### Stated goal 1
Output the records as a Markdown table with the columns "Row" and "Line", starting with the first line of the records and going on through the line with "data-point — [375, 415, 378, 418]". Leave out blank lines.

### Extract to read
_ _ _

This premise of aid-in-place without legal assistance soon moved toward a more active practice of refugee confinement. In 1957, as the Algerian war of independence was intensifying, the Tunisian government headed by Habib Bourguiba approached UNHCR with a request for assistance dealing with the tens of thousands of Algerians desperately trying to escape the depredations of the French colonial military by fleeing into Tunisia. Morocco, which was seeing a similar influx on its eastern edge, soon followed suit. It was an especially fraught situation for the agency, which did not want to alienate the French government by declaring it a persecutor or offering help to its declared enemies. The agency’s subsequent compromise, designed to placate the French as well as the postcolonial Tunisian and Moroccan host states, was quietly to maintain displaced Algerians in the border areas, offering basic provisions in confined tent encampments and thereby preventing the refugees from offering aid or information to the Algerian nationalist resistance.

_ _ _

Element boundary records
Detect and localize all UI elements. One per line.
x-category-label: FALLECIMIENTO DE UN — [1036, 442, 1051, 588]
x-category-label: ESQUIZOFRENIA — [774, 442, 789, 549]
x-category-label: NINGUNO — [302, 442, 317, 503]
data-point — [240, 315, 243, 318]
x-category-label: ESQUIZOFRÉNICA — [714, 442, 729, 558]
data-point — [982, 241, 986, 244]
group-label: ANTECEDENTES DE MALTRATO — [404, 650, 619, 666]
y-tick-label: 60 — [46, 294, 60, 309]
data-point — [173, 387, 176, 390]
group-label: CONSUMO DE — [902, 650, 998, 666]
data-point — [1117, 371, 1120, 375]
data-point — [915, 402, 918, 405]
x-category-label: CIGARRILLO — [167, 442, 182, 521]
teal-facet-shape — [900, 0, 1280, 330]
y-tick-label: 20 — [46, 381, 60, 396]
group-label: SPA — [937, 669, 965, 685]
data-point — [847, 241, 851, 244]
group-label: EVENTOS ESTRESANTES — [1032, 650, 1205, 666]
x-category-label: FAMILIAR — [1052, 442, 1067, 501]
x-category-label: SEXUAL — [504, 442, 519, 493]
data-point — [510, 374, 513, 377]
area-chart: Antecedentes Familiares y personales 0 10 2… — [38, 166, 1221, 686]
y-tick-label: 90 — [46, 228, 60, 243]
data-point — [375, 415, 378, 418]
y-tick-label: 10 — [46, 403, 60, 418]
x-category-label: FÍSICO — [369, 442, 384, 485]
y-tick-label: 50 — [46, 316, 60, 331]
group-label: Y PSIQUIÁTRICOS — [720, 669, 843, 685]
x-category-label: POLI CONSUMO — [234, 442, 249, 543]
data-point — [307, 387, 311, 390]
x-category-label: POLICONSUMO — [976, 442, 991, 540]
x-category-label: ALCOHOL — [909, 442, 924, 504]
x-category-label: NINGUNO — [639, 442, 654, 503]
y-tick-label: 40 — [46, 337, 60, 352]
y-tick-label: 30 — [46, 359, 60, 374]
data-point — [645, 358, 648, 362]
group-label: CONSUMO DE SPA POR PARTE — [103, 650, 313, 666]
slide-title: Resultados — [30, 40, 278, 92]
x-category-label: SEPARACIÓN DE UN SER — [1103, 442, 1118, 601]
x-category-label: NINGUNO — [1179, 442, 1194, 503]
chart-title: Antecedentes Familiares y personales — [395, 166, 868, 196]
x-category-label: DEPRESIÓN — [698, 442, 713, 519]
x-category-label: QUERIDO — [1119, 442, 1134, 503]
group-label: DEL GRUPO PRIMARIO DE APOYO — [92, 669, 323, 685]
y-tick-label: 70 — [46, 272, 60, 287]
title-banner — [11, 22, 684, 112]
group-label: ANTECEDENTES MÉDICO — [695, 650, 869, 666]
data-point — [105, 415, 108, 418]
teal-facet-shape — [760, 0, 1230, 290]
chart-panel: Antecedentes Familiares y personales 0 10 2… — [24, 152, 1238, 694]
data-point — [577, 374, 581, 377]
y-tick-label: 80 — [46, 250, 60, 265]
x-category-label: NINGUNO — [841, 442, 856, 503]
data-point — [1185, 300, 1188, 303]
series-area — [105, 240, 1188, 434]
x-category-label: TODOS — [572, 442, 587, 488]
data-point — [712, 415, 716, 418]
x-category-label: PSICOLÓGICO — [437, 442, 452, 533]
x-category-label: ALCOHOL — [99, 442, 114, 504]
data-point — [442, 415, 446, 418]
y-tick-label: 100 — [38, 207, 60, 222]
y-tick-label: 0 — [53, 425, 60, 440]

_ _ _

### Stated goal 2
In the passage on refugee confinement, who headed the Tunisian government that asked UNHCR for assistance in 1957?

### Correct answer 1
| Row | Line |
|---|---|
| 1 | Detect and localize all UI elements. One per line. |
| 2 | x-category-label: FALLECIMIENTO DE UN — [1036, 442, 1051, 588] |
| 3 | x-category-label: ESQUIZOFRENIA — [774, 442, 789, 549] |
| 4 | x-category-label: NINGUNO — [302, 442, 317, 503] |
| 5 | data-point — [240, 315, 243, 318] |
| 6 | x-category-label: ESQUIZOFRÉNICA — [714, 442, 729, 558] |
| 7 | data-point — [982, 241, 986, 244] |
| 8 | group-label: ANTECEDENTES DE MALTRATO — [404, 650, 619, 666] |
| 9 | y-tick-label: 60 — [46, 294, 60, 309] |
| 10 | data-point — [173, 387, 176, 390] |
| 11 | group-label: CONSUMO DE — [902, 650, 998, 666] |
| 12 | data-point — [1117, 371, 1120, 375] |
| 13 | data-point — [915, 402, 918, 405] |
| 14 | x-category-label: CIGARRILLO — [167, 442, 182, 521] |
| 15 | teal-facet-shape — [900, 0, 1280, 330] |
| 16 | y-tick-label: 20 — [46, 381, 60, 396] |
| 17 | group-label: SPA — [937, 669, 965, 685] |
| 18 | data-point — [847, 241, 851, 244] |
| 19 | group-label: EVENTOS ESTRESANTES — [1032, 650, 1205, 666] |
| 20 | x-category-label: FAMILIAR — [1052, 442, 1067, 501] |
| 21 | x-category-label: SEXUAL — [504, 442, 519, 493] |
| 22 | data-point — [510, 374, 513, 377] |
| 23 | area-chart: Antecedentes Familiares y personales 0 10 2… — [38, 166, 1221, 686] |
| 24 | y-tick-label: 90 — [46, 228, 60, 243] |
| 25 | data-point — [375, 415, 378, 418] |

### Correct answer 2
Habib Bourguiba